» SOURCE DATA:
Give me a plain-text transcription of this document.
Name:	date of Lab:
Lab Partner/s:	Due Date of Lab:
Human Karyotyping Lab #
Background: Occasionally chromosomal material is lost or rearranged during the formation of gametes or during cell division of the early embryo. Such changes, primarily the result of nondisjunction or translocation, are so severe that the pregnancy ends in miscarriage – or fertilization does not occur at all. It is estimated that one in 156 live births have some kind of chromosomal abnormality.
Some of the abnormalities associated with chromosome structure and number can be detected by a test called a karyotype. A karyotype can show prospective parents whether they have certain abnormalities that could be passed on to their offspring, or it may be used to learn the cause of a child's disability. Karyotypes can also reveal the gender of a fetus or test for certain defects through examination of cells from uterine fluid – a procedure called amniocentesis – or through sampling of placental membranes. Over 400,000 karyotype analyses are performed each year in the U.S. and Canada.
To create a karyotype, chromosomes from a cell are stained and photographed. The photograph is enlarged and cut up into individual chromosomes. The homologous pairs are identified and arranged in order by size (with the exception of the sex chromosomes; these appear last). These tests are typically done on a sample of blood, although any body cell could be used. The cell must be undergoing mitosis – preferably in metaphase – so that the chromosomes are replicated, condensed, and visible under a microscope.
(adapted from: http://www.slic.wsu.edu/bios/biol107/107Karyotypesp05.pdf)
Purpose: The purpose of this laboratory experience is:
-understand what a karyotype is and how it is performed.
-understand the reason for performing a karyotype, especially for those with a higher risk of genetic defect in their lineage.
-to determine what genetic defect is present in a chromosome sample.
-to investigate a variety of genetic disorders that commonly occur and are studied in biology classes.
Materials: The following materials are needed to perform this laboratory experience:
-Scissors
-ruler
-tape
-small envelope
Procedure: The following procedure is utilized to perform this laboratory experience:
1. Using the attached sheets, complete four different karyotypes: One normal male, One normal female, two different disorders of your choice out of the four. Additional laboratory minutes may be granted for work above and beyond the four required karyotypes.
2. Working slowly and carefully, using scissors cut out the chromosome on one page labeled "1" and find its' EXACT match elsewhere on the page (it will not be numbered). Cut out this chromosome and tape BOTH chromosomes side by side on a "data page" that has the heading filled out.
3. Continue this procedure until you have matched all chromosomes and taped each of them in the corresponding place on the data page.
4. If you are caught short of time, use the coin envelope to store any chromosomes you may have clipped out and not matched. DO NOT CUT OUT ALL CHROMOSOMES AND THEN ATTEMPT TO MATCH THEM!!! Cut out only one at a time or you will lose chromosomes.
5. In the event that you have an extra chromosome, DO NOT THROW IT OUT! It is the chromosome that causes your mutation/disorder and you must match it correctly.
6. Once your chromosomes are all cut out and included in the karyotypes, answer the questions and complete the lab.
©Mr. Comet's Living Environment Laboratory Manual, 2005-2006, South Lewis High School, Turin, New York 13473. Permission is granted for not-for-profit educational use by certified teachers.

» ACTION ITEM: Please show each line in the records above that contains "page".

» TASK RESULT:
2. Working slowly and carefully, using scissors cut out the chromosome on one page labeled "1" and find its' EXACT match elsewhere on the page (it will not be numbered). Cut out this chromosome and tape BOTH chromosomes side by side on a "data page" that has the heading filled out.
3. Continue this procedure until you have matched all chromosomes and taped each of them in the corresponding place on the data page.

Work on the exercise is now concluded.